[Begin DATASET EXCERPTS]
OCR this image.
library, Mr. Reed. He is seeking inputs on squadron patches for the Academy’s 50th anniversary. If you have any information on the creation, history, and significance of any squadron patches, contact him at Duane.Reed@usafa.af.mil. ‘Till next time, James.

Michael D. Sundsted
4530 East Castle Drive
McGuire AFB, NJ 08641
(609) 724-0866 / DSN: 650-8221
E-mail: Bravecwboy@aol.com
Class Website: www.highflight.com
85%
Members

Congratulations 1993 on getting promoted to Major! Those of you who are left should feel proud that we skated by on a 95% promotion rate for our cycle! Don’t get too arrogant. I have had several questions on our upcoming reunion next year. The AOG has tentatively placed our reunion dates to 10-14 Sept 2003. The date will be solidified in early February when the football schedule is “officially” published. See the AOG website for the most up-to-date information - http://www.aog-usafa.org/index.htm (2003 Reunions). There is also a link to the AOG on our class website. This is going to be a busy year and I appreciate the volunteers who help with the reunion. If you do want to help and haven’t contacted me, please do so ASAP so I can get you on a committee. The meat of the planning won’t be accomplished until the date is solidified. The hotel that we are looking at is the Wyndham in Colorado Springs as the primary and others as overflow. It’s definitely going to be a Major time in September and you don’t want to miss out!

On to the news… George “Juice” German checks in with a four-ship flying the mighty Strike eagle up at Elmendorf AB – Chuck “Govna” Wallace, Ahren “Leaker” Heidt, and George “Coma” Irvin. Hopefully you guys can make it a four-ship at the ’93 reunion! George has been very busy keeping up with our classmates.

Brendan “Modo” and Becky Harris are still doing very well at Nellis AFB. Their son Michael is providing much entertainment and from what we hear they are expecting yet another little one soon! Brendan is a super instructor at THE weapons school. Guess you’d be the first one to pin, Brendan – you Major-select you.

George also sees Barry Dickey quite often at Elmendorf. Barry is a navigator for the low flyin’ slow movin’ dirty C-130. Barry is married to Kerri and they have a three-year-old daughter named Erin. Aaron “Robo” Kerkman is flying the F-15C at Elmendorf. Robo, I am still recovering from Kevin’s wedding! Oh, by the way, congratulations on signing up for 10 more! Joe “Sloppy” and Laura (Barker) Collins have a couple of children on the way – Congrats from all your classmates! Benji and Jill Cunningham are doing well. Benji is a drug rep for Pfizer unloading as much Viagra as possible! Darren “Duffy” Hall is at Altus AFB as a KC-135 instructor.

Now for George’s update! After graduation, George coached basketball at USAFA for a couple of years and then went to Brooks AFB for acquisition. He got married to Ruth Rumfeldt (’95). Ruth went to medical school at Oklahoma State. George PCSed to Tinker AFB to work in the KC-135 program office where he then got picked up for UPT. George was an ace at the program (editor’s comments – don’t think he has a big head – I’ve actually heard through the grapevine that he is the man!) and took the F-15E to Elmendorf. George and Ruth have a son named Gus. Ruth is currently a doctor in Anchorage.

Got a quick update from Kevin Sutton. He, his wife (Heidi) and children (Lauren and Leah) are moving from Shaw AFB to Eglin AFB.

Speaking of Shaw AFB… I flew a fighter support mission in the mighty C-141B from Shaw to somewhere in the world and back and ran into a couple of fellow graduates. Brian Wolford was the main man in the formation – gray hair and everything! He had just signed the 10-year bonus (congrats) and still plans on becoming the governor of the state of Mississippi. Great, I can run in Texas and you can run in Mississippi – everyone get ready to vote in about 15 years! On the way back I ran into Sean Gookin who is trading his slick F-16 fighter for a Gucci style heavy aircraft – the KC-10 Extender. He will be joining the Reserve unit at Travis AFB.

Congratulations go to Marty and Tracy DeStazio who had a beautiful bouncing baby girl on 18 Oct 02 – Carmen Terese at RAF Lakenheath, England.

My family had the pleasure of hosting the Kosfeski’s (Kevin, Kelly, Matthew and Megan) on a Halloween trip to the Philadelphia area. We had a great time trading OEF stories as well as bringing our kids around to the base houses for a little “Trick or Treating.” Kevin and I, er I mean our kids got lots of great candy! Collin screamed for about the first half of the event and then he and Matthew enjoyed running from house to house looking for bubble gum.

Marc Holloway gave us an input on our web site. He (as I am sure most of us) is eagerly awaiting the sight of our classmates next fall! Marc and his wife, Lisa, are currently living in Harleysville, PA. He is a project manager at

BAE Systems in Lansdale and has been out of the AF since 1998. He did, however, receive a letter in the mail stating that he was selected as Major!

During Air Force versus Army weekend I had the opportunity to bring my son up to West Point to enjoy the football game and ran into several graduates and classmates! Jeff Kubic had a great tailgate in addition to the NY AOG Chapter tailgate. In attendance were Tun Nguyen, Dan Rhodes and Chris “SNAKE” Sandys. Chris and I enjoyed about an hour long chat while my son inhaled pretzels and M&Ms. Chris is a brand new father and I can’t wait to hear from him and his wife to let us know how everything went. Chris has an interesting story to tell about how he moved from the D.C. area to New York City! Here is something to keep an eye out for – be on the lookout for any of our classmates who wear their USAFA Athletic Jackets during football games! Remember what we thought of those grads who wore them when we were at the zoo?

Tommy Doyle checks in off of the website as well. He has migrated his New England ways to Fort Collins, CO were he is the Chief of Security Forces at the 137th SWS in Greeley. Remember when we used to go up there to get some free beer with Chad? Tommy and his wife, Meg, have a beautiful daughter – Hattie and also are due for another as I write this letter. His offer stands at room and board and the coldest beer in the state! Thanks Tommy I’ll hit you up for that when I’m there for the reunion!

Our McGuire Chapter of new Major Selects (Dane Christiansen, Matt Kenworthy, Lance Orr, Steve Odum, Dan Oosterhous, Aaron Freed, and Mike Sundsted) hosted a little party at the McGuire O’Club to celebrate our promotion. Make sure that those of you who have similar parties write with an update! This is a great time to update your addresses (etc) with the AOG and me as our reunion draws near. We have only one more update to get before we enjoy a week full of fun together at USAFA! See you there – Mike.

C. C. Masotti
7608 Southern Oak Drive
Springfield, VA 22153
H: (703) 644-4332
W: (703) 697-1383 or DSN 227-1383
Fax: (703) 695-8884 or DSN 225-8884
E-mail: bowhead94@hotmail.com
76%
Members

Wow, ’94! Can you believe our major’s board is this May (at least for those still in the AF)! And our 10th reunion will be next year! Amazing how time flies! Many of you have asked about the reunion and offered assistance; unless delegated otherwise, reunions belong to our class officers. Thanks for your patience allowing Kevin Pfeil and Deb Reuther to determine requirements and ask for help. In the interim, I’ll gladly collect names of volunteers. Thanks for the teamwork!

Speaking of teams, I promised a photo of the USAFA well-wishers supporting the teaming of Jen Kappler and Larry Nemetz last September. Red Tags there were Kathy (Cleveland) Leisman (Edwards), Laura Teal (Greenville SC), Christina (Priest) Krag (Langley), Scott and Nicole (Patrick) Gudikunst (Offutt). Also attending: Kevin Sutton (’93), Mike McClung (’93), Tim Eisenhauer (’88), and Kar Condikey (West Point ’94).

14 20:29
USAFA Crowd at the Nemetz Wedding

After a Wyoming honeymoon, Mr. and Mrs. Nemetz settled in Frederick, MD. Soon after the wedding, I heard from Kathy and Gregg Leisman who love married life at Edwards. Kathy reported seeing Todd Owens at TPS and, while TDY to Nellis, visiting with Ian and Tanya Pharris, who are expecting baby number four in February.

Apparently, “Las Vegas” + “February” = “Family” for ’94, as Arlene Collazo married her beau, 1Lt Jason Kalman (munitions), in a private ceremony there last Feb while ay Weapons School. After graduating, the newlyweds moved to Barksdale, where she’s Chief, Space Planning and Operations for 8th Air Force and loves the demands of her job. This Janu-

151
[End DATASET EXCERPTS]
SHORT TASK
From the records above, report the count of lines containing "Shaw" and nothing more.

TASK RESPONSE
2